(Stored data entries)
****************

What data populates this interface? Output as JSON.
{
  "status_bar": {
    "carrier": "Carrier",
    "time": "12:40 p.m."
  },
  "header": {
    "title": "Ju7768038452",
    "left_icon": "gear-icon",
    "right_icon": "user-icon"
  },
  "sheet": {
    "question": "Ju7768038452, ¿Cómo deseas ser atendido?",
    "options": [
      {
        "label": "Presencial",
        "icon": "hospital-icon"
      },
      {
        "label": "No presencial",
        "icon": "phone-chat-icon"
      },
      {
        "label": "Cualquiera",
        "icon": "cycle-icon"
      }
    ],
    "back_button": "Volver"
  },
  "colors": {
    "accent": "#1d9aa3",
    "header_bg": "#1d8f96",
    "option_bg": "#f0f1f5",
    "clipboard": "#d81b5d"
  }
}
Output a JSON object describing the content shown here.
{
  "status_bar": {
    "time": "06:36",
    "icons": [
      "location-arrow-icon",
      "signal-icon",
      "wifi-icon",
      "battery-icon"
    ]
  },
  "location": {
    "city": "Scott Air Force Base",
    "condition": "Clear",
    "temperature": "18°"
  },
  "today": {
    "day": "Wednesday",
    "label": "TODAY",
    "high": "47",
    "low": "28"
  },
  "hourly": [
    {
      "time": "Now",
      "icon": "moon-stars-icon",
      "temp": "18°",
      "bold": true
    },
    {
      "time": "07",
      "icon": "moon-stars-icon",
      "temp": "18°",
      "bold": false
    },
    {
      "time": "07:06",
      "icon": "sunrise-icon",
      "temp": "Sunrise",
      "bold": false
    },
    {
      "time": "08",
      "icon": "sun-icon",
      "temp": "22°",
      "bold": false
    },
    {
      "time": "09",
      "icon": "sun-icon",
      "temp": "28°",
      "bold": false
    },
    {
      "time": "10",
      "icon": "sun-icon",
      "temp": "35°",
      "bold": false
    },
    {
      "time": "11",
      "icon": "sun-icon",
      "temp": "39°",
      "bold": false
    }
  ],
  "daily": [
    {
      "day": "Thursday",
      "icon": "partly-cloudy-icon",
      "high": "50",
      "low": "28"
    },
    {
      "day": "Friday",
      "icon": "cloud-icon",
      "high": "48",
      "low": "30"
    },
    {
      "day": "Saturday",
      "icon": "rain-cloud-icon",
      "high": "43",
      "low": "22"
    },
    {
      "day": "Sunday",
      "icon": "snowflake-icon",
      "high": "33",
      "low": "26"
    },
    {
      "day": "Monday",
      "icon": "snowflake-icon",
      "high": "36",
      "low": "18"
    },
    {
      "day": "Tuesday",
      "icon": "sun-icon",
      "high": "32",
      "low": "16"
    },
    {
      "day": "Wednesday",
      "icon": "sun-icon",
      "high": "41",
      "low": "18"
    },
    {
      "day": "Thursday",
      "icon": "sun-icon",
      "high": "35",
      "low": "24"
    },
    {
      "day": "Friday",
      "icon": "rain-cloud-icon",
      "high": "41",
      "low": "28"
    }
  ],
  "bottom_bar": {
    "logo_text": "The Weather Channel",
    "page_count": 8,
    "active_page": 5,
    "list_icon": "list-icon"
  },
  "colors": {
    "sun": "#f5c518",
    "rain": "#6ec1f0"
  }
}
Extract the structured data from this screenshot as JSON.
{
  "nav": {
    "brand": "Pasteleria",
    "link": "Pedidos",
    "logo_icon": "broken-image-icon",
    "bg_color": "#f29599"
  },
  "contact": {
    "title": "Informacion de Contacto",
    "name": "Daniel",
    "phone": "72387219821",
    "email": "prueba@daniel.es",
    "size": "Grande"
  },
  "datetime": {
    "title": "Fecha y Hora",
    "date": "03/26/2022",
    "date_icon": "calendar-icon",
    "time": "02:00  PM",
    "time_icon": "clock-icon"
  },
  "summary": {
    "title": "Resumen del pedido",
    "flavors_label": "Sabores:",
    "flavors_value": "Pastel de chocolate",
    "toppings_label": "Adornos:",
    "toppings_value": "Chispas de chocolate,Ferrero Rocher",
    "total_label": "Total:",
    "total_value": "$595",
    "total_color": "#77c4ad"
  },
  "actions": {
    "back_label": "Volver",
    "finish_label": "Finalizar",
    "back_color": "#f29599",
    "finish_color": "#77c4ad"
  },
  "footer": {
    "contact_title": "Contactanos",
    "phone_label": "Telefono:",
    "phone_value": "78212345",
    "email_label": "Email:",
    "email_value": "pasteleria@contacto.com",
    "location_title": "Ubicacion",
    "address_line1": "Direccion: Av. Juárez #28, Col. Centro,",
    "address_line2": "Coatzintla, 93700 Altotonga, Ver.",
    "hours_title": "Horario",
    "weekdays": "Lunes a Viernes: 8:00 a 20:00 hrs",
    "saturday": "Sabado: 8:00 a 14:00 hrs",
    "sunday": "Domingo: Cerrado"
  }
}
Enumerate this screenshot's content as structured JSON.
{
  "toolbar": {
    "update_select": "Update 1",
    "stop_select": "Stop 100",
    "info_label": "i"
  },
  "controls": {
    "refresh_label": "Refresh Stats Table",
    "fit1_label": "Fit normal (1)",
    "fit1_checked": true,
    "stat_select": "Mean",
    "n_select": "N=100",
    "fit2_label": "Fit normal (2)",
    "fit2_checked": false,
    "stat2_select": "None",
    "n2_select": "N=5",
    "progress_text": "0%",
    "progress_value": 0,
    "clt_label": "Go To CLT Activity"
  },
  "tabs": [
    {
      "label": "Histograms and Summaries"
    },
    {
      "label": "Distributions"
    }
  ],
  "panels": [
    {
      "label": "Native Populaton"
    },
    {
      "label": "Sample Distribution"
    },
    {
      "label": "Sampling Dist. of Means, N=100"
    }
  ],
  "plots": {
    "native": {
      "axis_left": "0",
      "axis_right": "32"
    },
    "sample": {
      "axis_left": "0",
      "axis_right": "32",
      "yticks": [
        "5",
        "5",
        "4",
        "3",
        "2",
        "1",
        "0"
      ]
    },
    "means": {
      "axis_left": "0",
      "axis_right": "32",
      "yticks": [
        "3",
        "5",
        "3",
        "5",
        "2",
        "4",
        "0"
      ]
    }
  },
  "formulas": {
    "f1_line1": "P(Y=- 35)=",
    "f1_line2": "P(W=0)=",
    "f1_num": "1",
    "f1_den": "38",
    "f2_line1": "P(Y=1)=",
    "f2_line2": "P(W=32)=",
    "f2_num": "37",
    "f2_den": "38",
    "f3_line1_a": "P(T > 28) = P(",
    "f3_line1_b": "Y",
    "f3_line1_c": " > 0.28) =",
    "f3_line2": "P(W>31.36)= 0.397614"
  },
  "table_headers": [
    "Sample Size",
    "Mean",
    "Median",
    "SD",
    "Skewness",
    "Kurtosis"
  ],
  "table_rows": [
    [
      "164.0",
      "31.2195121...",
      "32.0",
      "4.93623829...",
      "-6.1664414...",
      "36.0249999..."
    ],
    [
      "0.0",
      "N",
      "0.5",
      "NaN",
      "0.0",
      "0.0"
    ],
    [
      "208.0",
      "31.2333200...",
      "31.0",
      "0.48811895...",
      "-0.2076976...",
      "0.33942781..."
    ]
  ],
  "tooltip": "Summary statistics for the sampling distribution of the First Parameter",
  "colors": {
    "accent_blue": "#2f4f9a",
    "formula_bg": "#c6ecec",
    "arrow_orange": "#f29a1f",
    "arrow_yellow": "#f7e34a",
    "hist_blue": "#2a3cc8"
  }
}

****************

→ **TASK**
Repeat the material above in full, exactly as it stands.

→ **TASK SOLUTION**
What data populates this interface? Output as JSON.
{
  "status_bar": {
    "carrier": "Carrier",
    "time": "12:40 p.m."
  },
  "header": {
    "title": "Ju7768038452",
    "left_icon": "gear-icon",
    "right_icon": "user-icon"
  },
  "sheet": {
    "question": "Ju7768038452, ¿Cómo deseas ser atendido?",
    "options": [
      {
        "label": "Presencial",
        "icon": "hospital-icon"
      },
      {
        "label": "No presencial",
        "icon": "phone-chat-icon"
      },
      {
        "label": "Cualquiera",
        "icon": "cycle-icon"
      }
    ],
    "back_button": "Volver"
  },
  "colors": {
    "accent": "#1d9aa3",
    "header_bg": "#1d8f96",
    "option_bg": "#f0f1f5",
    "clipboard": "#d81b5d"
  }
}
Output a JSON object describing the content shown here.
{
  "status_bar": {
    "time": "06:36",
    "icons": [
      "location-arrow-icon",
      "signal-icon",
      "wifi-icon",
      "battery-icon"
    ]
  },
  "location": {
    "city": "Scott Air Force Base",
    "condition": "Clear",
    "temperature": "18°"
  },
  "today": {
    "day": "Wednesday",
    "label": "TODAY",
    "high": "47",
    "low": "28"
  },
  "hourly": [
    {
      "time": "Now",
      "icon": "moon-stars-icon",
      "temp": "18°",
      "bold": true
    },
    {
      "time": "07",
      "icon": "moon-stars-icon",
      "temp": "18°",
      "bold": false
    },
    {
      "time": "07:06",
      "icon": "sunrise-icon",
      "temp": "Sunrise",
      "bold": false
    },
    {
      "time": "08",
      "icon": "sun-icon",
      "temp": "22°",
      "bold": false
    },
    {
      "time": "09",
      "icon": "sun-icon",
      "temp": "28°",
      "bold": false
    },
    {
      "time": "10",
      "icon": "sun-icon",
      "temp": "35°",
      "bold": false
    },
    {
      "time": "11",
      "icon": "sun-icon",
      "temp": "39°",
      "bold": false
    }
  ],
  "daily": [
    {
      "day": "Thursday",
      "icon": "partly-cloudy-icon",
      "high": "50",
      "low": "28"
    },
    {
      "day": "Friday",
      "icon": "cloud-icon",
      "high": "48",
      "low": "30"
    },
    {
      "day": "Saturday",
      "icon": "rain-cloud-icon",
      "high": "43",
      "low": "22"
    },
    {
      "day": "Sunday",
      "icon": "snowflake-icon",
      "high": "33",
      "low": "26"
    },
    {
      "day": "Monday",
      "icon": "snowflake-icon",
      "high": "36",
      "low": "18"
    },
    {
      "day": "Tuesday",
      "icon": "sun-icon",
      "high": "32",
      "low": "16"
    },
    {
      "day": "Wednesday",
      "icon": "sun-icon",
      "high": "41",
      "low": "18"
    },
    {
      "day": "Thursday",
      "icon": "sun-icon",
      "high": "35",
      "low": "24"
    },
    {
      "day": "Friday",
      "icon": "rain-cloud-icon",
      "high": "41",
      "low": "28"
    }
  ],
  "bottom_bar": {
    "logo_text": "The Weather Channel",
    "page_count": 8,
    "active_page": 5,
    "list_icon": "list-icon"
  },
  "colors": {
    "sun": "#f5c518",
    "rain": "#6ec1f0"
  }
}
Extract the structured data from this screenshot as JSON.
{
  "nav": {
    "brand": "Pasteleria",
    "link": "Pedidos",
    "logo_icon": "broken-image-icon",
    "bg_color": "#f29599"
  },
  "contact": {
    "title": "Informacion de Contacto",
    "name": "Daniel",
    "phone": "72387219821",
    "email": "prueba@daniel.es",
    "size": "Grande"
  },
  "datetime": {
    "title": "Fecha y Hora",
    "date": "03/26/2022",
    "date_icon": "calendar-icon",
    "time": "02:00  PM",
    "time_icon": "clock-icon"
  },
  "summary": {
    "title": "Resumen del pedido",
    "flavors_label": "Sabores:",
    "flavors_value": "Pastel de chocolate",
    "toppings_label": "Adornos:",
    "toppings_value": "Chispas de chocolate,Ferrero Rocher",
    "total_label": "Total:",
    "total_value": "$595",
    "total_color": "#77c4ad"
  },
  "actions": {
    "back_label": "Volver",
    "finish_label": "Finalizar",
    "back_color": "#f29599",
    "finish_color": "#77c4ad"
  },
  "footer": {
    "contact_title": "Contactanos",
    "phone_label": "Telefono:",
    "phone_value": "78212345",
    "email_label": "Email:",
    "email_value": "pasteleria@contacto.com",
    "location_title": "Ubicacion",
    "address_line1": "Direccion: Av. Juárez #28, Col. Centro,",
    "address_line2": "Coatzintla, 93700 Altotonga, Ver.",
    "hours_title": "Horario",
    "weekdays": "Lunes a Viernes: 8:00 a 20:00 hrs",
    "saturday": "Sabado: 8:00 a 14:00 hrs",
    "sunday": "Domingo: Cerrado"
  }
}
Enumerate this screenshot's content as structured JSON.
{
  "toolbar": {
    "update_select": "Update 1",
    "stop_select": "Stop 100",
    "info_label": "i"
  },
  "controls": {
    "refresh_label": "Refresh Stats Table",
    "fit1_label": "Fit normal (1)",
    "fit1_checked": true,
    "stat_select": "Mean",
    "n_select": "N=100",
    "fit2_label": "Fit normal (2)",
    "fit2_checked": false,
    "stat2_select": "None",
    "n2_select": "N=5",
    "progress_text": "0%",
    "progress_value": 0,
    "clt_label": "Go To CLT Activity"
  },
  "tabs": [
    {
      "label": "Histograms and Summaries"
    },
    {
      "label": "Distributions"
    }
  ],
  "panels": [
    {
      "label": "Native Populaton"
    },
    {
      "label": "Sample Distribution"
    },
    {
      "label": "Sampling Dist. of Means, N=100"
    }
  ],
  "plots": {
    "native": {
      "axis_left": "0",
      "axis_right": "32"
    },
    "sample": {
      "axis_left": "0",
      "axis_right": "32",
      "yticks": [
        "5",
        "5",
        "4",
        "3",
        "2",
        "1",
        "0"
      ]
    },
    "means": {
      "axis_left": "0",
      "axis_right": "32",
      "yticks": [
        "3",
        "5",
        "3",
        "5",
        "2",
        "4",
        "0"
      ]
    }
  },
  "formulas": {
    "f1_line1": "P(Y=- 35)=",
    "f1_line2": "P(W=0)=",
    "f1_num": "1",
    "f1_den": "38",
    "f2_line1": "P(Y=1)=",
    "f2_line2": "P(W=32)=",
    "f2_num": "37",
    "f2_den": "38",
    "f3_line1_a": "P(T > 28) = P(",
    "f3_line1_b": "Y",
    "f3_line1_c": " > 0.28) =",
    "f3_line2": "P(W>31.36)= 0.397614"
  },
  "table_headers": [
    "Sample Size",
    "Mean",
    "Median",
    "SD",
    "Skewness",
    "Kurtosis"
  ],
  "table_rows": [
    [
      "164.0",
      "31.2195121...",
      "32.0",
      "4.93623829...",
      "-6.1664414...",
      "36.0249999..."
    ],
    [
      "0.0",
      "N",
      "0.5",
      "NaN",
      "0.0",
      "0.0"
    ],
    [
      "208.0",
      "31.2333200...",
      "31.0",
      "0.48811895...",
      "-0.2076976...",
      "0.33942781..."
    ]
  ],
  "tooltip": "Summary statistics for the sampling distribution of the First Parameter",
  "colors": {
    "accent_blue": "#2f4f9a",
    "formula_bg": "#c6ecec",
    "arrow_orange": "#f29a1f",
    "arrow_yellow": "#f7e34a",
    "hist_blue": "#2a3cc8"
  }
}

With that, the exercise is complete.